- **Written exercise**:
Make an exact copy of each entry, leaving out every picture.
== Input material
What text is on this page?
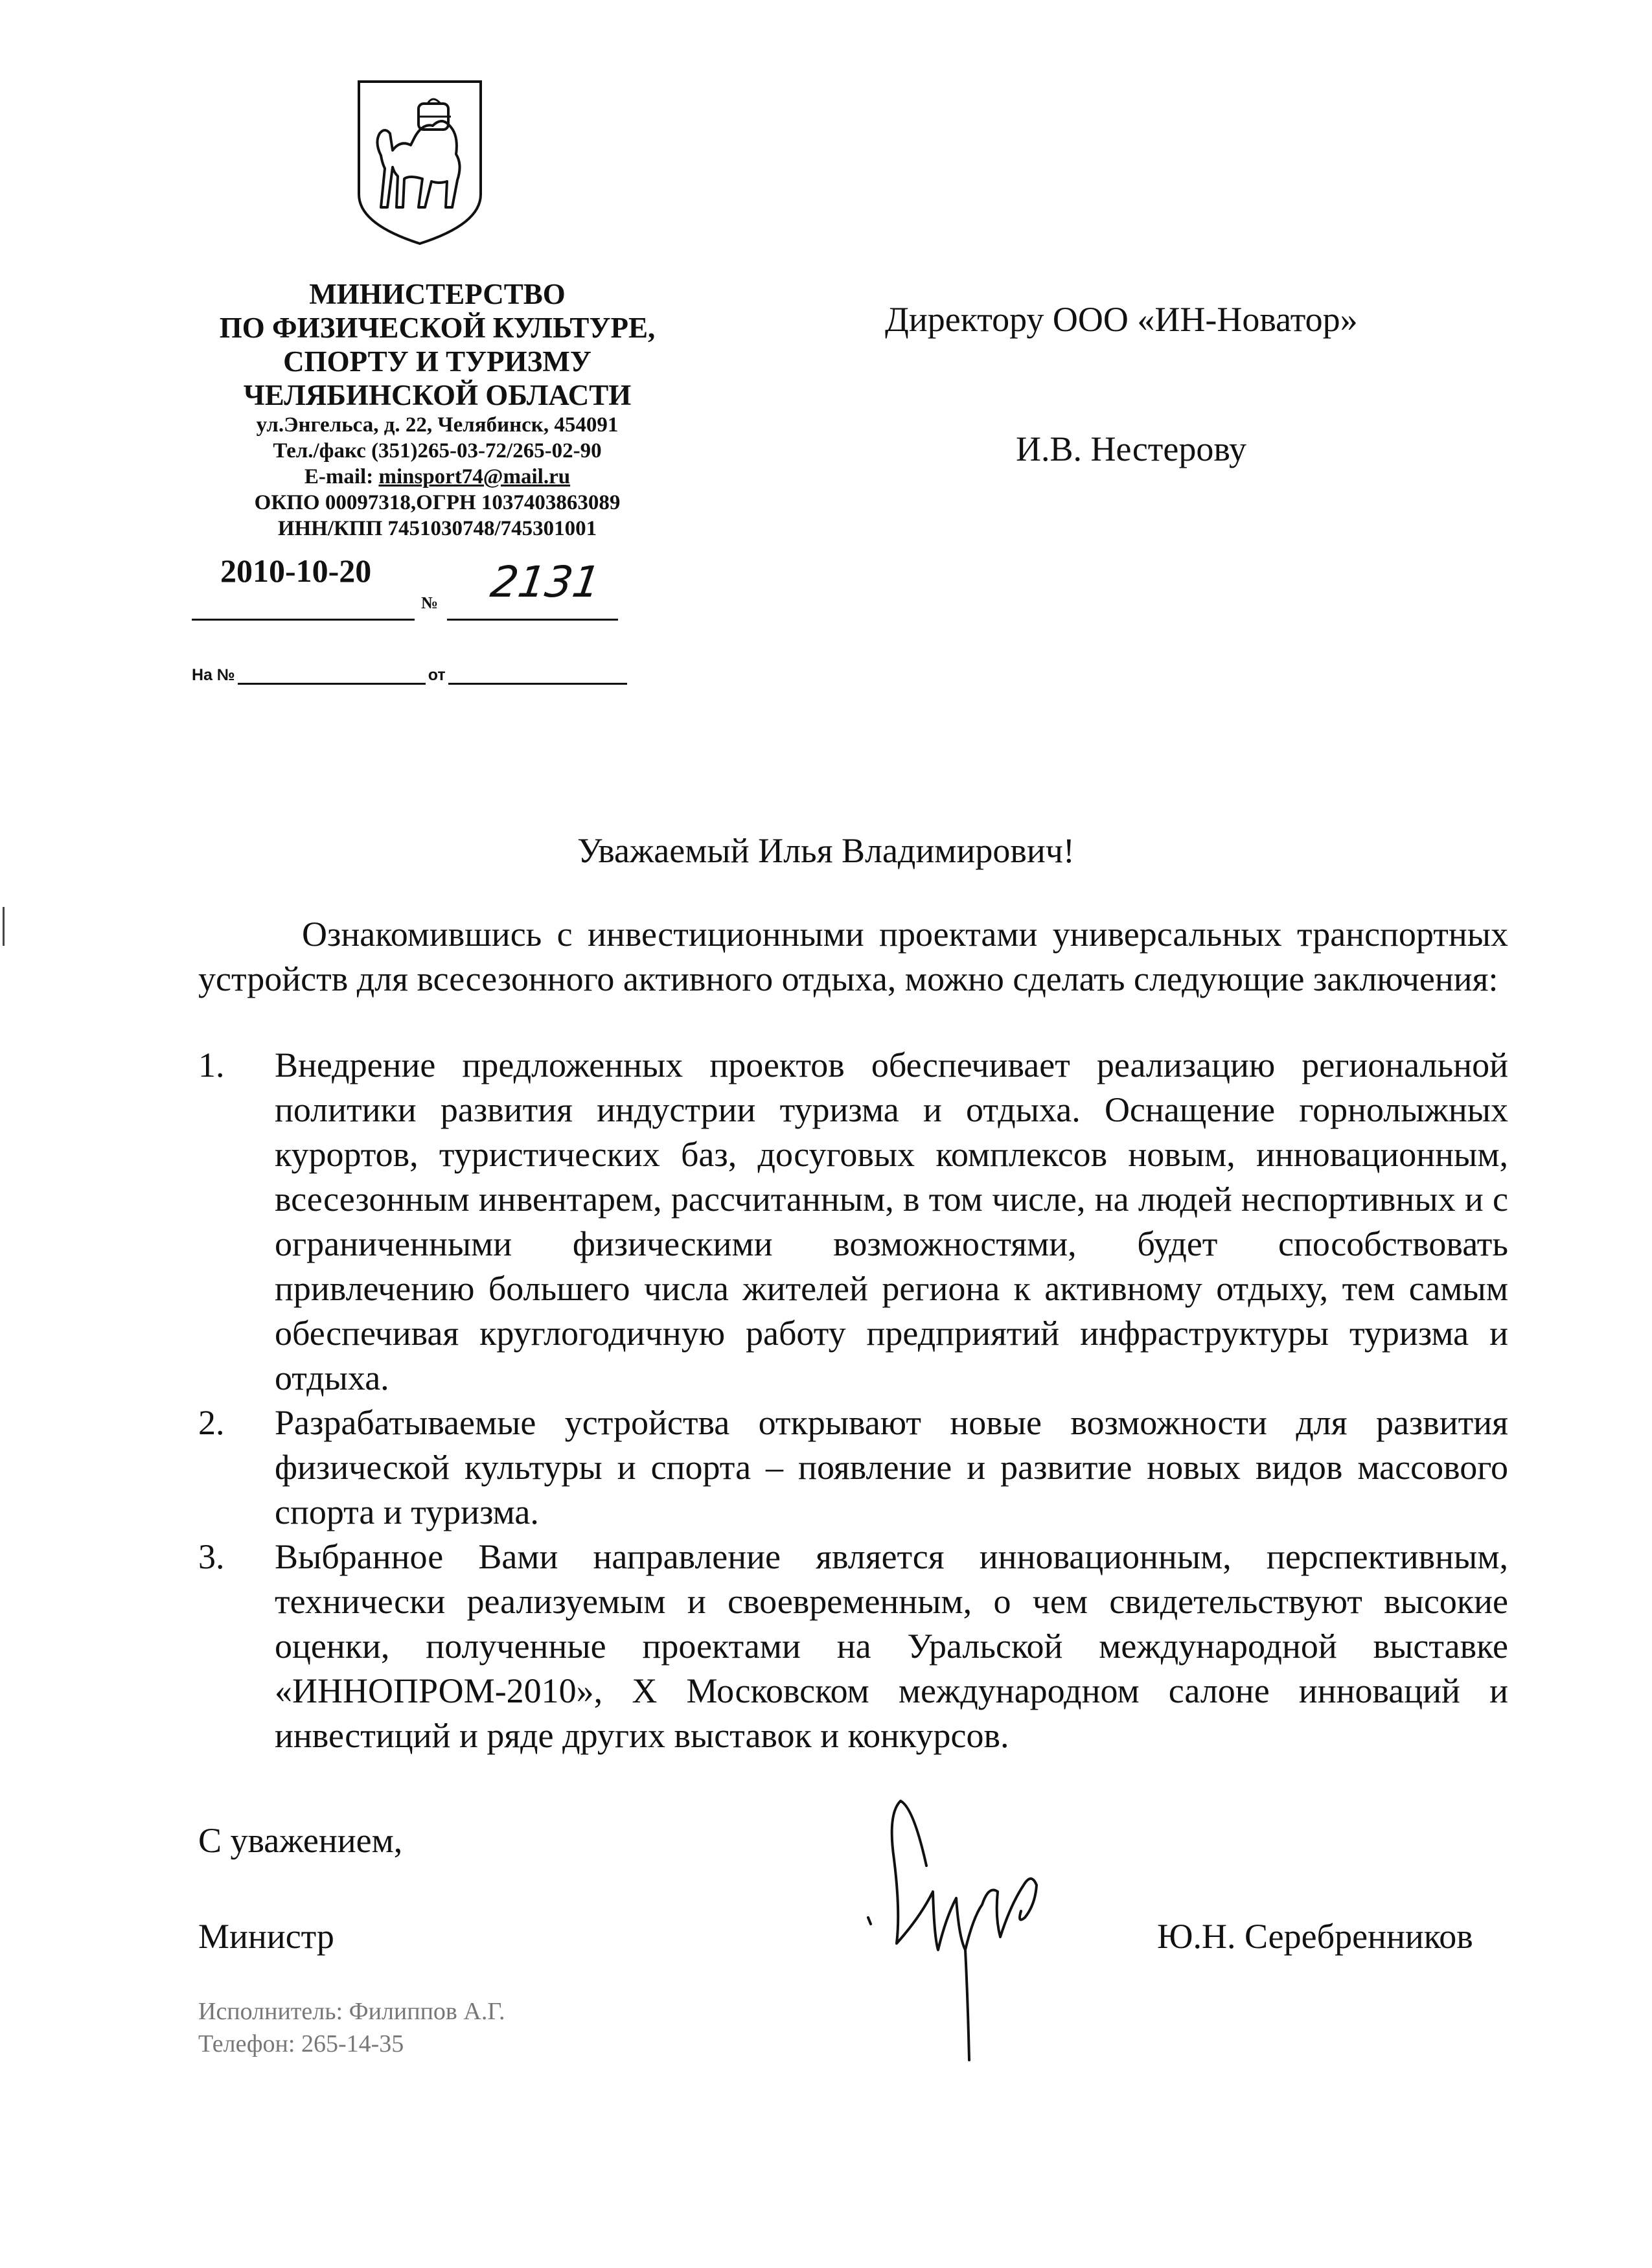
МИНИСТЕРСТВО
ПО ФИЗИЧЕСКОЙ КУЛЬТУРЕ,
СПОРТУ И ТУРИЗМУ
ЧЕЛЯБИНСКОЙ ОБЛАСТИ
ул.Энгельса, д. 22, Челябинск, 454091
Тел./факс (351)265-03-72/265-02-90
E-mail: minsport74@mail.ru
ОКПО 00097318,ОГРН 1037403863089
ИНН/КПП 7451030748/745301001
2010-10-20
№ 2131
На №	от
Директору ООО «ИН-Новатор»
И.В. Нестерову
Уважаемый Илья Владимирович!

Ознакомившись с инвестиционными проектами универсальных транспортных устройств для всесезонного активного отдыха, можно сделать следующие заключения:

1. Внедрение предложенных проектов обеспечивает реализацию региональной политики развития индустрии туризма и отдыха. Оснащение горнолыжных курортов, туристических баз, досуговых комплексов новым, инновационным, всесезонным инвентарем, рассчитанным, в том числе, на людей неспортивных и с ограниченными физическими возможностями, будет способствовать привлечению большего числа жителей региона к активному отдыху, тем самым обеспечивая круглогодичную работу предприятий инфраструктуры туризма и отдыха.
2. Разрабатываемые устройства открывают новые возможности для развития физической культуры и спорта – появление и развитие новых видов массового спорта и туризма.
3. Выбранное Вами направление является инновационным, перспективным, технически реализуемым и своевременным, о чем свидетельствуют высокие оценки, полученные проектами на Уральской международной выставке «ИННОПРОМ-2010», Х Московском международном салоне инноваций и инвестиций и ряде других выставок и конкурсов.
С уважением,
Министр	Ю.Н. Серебренников
Исполнитель: Филиппов А.Г.
Телефон: 265-14-35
====
- **Final result**:
What text is on this page?
МИНИСТЕРСТВО
ПО ФИЗИЧЕСКОЙ КУЛЬТУРЕ,
СПОРТУ И ТУРИЗМУ
ЧЕЛЯБИНСКОЙ ОБЛАСТИ
ул.Энгельса, д. 22, Челябинск, 454091
Тел./факс (351)265-03-72/265-02-90
E-mail: minsport74@mail.ru
ОКПО 00097318,ОГРН 1037403863089
ИНН/КПП 7451030748/745301001
2010-10-20
№ 2131
На №	от
Директору ООО «ИН-Новатор»
И.В. Нестерову
Уважаемый Илья Владимирович!

Ознакомившись с инвестиционными проектами универсальных транспортных устройств для всесезонного активного отдыха, можно сделать следующие заключения:

1. Внедрение предложенных проектов обеспечивает реализацию региональной политики развития индустрии туризма и отдыха. Оснащение горнолыжных курортов, туристических баз, досуговых комплексов новым, инновационным, всесезонным инвентарем, рассчитанным, в том числе, на людей неспортивных и с ограниченными физическими возможностями, будет способствовать привлечению большего числа жителей региона к активному отдыху, тем самым обеспечивая круглогодичную работу предприятий инфраструктуры туризма и отдыха.
2. Разрабатываемые устройства открывают новые возможности для развития физической культуры и спорта – появление и развитие новых видов массового спорта и туризма.
3. Выбранное Вами направление является инновационным, перспективным, технически реализуемым и своевременным, о чем свидетельствуют высокие оценки, полученные проектами на Уральской международной выставке «ИННОПРОМ-2010», Х Московском международном салоне инноваций и инвестиций и ряде других выставок и конкурсов.
С уважением,
Министр	Ю.Н. Серебренников
Исполнитель: Филиппов А.Г.
Телефон: 265-14-35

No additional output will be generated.